__Objective__. Skip the pictures. Repeat everything else in the records word for word.

__Data for processing__.

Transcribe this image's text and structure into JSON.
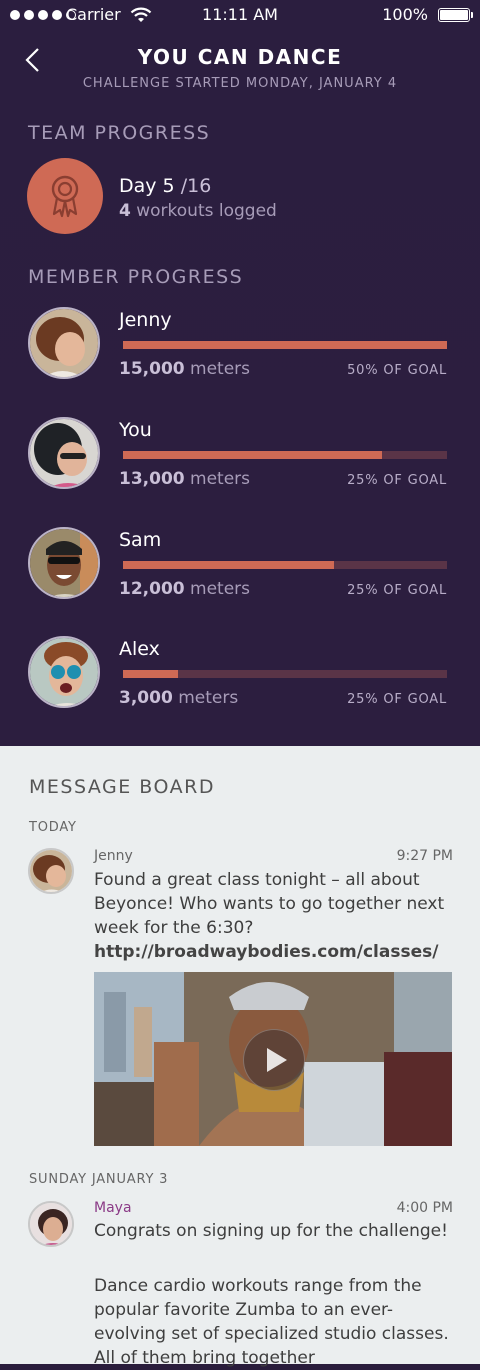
{
  "status_bar": {
    "carrier": "Carrier",
    "time": "11:11 AM",
    "battery": "100%"
  },
  "header": {
    "title": "YOU CAN DANCE",
    "subtitle": "CHALLENGE STARTED MONDAY, JANUARY 4"
  },
  "team_progress": {
    "heading": "TEAM PROGRESS",
    "day_label": "Day 5",
    "slash": "/",
    "day_total": "16",
    "workouts_count": "4",
    "workouts_label": "workouts logged"
  },
  "member_progress": {
    "heading": "MEMBER PROGRESS",
    "unit": "meters",
    "members": [
      {
        "name": "Jenny",
        "meters": "15,000",
        "goal": "50% OF GOAL",
        "progress": 1.0
      },
      {
        "name": "You",
        "meters": "13,000",
        "goal": "25% OF GOAL",
        "progress": 0.8
      },
      {
        "name": "Sam",
        "meters": "12,000",
        "goal": "25% OF GOAL",
        "progress": 0.65
      },
      {
        "name": "Alex",
        "meters": "3,000",
        "goal": "25% OF GOAL",
        "progress": 0.17
      }
    ]
  },
  "message_board": {
    "heading": "MESSAGE BOARD",
    "days": [
      {
        "label": "TODAY",
        "messages": [
          {
            "author": "Jenny",
            "time": "9:27 PM",
            "text": "Found a great class tonight – all about Beyonce! Who wants to go together next week for the 6:30?",
            "link": "http://broadwaybodies.com/classes/"
          }
        ]
      },
      {
        "label": "SUNDAY JANUARY 3",
        "messages": [
          {
            "author": "Maya",
            "time": "4:00 PM",
            "text": "Congrats on signing up for the challenge!",
            "text2": "Dance cardio workouts range from the popular favorite Zumba to an ever-evolving set of specialized studio classes. All of them bring together"
          }
        ]
      }
    ]
  },
  "colors": {
    "header_bg": "#2b1e3f",
    "accent": "#cf6a55",
    "bar_track": "#5a3447",
    "board_bg": "#ebeeef",
    "author_purple": "#8b3b87"
  }
}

__Exercise result__.
Transcribe this image's text and structure into JSON.
{
  "status_bar": {
    "carrier": "Carrier",
    "time": "11:11 AM",
    "battery": "100%"
  },
  "header": {
    "title": "YOU CAN DANCE",
    "subtitle": "CHALLENGE STARTED MONDAY, JANUARY 4"
  },
  "team_progress": {
    "heading": "TEAM PROGRESS",
    "day_label": "Day 5",
    "slash": "/",
    "day_total": "16",
    "workouts_count": "4",
    "workouts_label": "workouts logged"
  },
  "member_progress": {
    "heading": "MEMBER PROGRESS",
    "unit": "meters",
    "members": [
      {
        "name": "Jenny",
        "meters": "15,000",
        "goal": "50% OF GOAL",
        "progress": 1.0
      },
      {
        "name": "You",
        "meters": "13,000",
        "goal": "25% OF GOAL",
        "progress": 0.8
      },
      {
        "name": "Sam",
        "meters": "12,000",
        "goal": "25% OF GOAL",
        "progress": 0.65
      },
      {
        "name": "Alex",
        "meters": "3,000",
        "goal": "25% OF GOAL",
        "progress": 0.17
      }
    ]
  },
  "message_board": {
    "heading": "MESSAGE BOARD",
    "days": [
      {
        "label": "TODAY",
        "messages": [
          {
            "author": "Jenny",
            "time": "9:27 PM",
            "text": "Found a great class tonight – all about Beyonce! Who wants to go together next week for the 6:30?",
            "link": "http://broadwaybodies.com/classes/"
          }
        ]
      },
      {
        "label": "SUNDAY JANUARY 3",
        "messages": [
          {
            "author": "Maya",
            "time": "4:00 PM",
            "text": "Congrats on signing up for the challenge!",
            "text2": "Dance cardio workouts range from the popular favorite Zumba to an ever-evolving set of specialized studio classes. All of them bring together"
          }
        ]
      }
    ]
  },
  "colors": {
    "header_bg": "#2b1e3f",
    "accent": "#cf6a55",
    "bar_track": "#5a3447",
    "board_bg": "#ebeeef",
    "author_purple": "#8b3b87"
  }
}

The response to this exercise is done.